Pure recursion explores every possible choice at each step. With two choices per state (take or skip), the decision tree has 2ⁿ leaves. The recursion stack uses O(n) space. Many subproblems are recomputed exponentially many times.
Each cell in the DP table is computed exactly once from previously solved subproblems. The table dimensions determine both time and space. Look for the state variables — each unique combination of state values is one cell. Often a rolling array can reduce space by one dimension.
Review these before coding to avoid predictable interview regressions.
Wrong move: Loop endpoints miss first/last candidate.
Usually fails on: Fails on minimal arrays and exact-boundary answers.
Fix: Re-derive loops from inclusive/exclusive ranges before coding.
Wrong move: An incomplete state merges distinct subproblems and caches incorrect answers.
Usually fails on: Correctness breaks on cases that differ only in hidden state.
Fix: Define state so each unique subproblem maps to one DP cell.
Wrong move: Recursive traversal assumes children always exist.
Usually fails on: Leaf nodes throw errors or create wrong depth/path values.
Fix: Handle null/base cases before recursive transitions.

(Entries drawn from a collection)
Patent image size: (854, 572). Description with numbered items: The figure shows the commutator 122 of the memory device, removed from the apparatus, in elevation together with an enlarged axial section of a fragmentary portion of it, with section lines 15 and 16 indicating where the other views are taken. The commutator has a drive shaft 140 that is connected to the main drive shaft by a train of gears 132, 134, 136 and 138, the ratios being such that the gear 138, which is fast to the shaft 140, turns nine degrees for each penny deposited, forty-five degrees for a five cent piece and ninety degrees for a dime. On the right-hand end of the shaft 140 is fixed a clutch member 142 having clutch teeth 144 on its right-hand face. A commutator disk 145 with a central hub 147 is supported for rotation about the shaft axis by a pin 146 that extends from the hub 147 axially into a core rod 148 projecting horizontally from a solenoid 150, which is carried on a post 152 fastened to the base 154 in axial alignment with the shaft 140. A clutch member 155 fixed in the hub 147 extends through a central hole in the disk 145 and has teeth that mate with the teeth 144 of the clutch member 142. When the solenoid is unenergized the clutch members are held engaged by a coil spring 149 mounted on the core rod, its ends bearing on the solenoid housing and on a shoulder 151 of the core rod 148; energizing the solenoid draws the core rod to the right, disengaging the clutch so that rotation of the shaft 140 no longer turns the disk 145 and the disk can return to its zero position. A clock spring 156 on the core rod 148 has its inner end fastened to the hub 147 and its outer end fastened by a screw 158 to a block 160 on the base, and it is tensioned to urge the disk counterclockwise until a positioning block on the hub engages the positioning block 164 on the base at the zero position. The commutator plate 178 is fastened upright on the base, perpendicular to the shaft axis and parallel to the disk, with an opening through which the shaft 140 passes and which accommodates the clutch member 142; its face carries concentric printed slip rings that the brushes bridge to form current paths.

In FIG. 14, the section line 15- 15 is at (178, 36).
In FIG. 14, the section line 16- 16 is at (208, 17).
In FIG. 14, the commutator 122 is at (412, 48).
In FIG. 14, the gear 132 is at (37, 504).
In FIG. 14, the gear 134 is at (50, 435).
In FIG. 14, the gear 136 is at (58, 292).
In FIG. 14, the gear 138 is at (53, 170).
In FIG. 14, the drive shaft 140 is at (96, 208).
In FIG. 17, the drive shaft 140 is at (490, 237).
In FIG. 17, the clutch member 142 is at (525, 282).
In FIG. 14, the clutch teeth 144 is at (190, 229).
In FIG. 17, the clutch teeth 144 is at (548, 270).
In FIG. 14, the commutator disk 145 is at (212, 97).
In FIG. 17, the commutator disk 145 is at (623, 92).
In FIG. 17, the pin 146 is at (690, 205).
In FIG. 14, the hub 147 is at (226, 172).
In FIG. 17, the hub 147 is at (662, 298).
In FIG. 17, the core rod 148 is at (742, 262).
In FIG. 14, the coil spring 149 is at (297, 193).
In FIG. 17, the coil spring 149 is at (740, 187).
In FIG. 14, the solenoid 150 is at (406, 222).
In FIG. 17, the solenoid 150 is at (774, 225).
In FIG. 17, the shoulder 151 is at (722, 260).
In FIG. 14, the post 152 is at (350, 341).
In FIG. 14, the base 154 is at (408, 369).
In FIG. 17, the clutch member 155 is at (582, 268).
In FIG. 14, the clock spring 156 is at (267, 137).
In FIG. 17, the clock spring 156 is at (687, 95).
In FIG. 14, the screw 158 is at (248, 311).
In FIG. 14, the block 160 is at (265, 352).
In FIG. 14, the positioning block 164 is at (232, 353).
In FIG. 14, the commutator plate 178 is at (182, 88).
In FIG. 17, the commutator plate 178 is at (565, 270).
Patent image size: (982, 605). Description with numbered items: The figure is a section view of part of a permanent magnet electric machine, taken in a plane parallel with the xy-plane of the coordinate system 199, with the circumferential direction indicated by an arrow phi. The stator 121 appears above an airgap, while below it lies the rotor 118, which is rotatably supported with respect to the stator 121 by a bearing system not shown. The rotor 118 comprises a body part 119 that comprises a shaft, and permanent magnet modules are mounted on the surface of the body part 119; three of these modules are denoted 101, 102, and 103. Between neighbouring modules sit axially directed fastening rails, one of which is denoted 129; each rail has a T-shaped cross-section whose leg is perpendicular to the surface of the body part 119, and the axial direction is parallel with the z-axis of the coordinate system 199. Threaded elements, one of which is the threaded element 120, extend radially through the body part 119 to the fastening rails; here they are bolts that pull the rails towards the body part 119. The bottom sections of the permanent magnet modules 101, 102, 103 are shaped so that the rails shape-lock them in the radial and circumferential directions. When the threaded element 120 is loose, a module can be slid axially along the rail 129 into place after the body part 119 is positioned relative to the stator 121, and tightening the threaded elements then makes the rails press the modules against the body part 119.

§ **Exercise objective**: According to the text on recursion and dynamic programming, what technique can often reduce the space of a DP table by one dimension? This data has no connection to the text on recursion and dynamic programming.

§ **Response to this task**: A rolling array.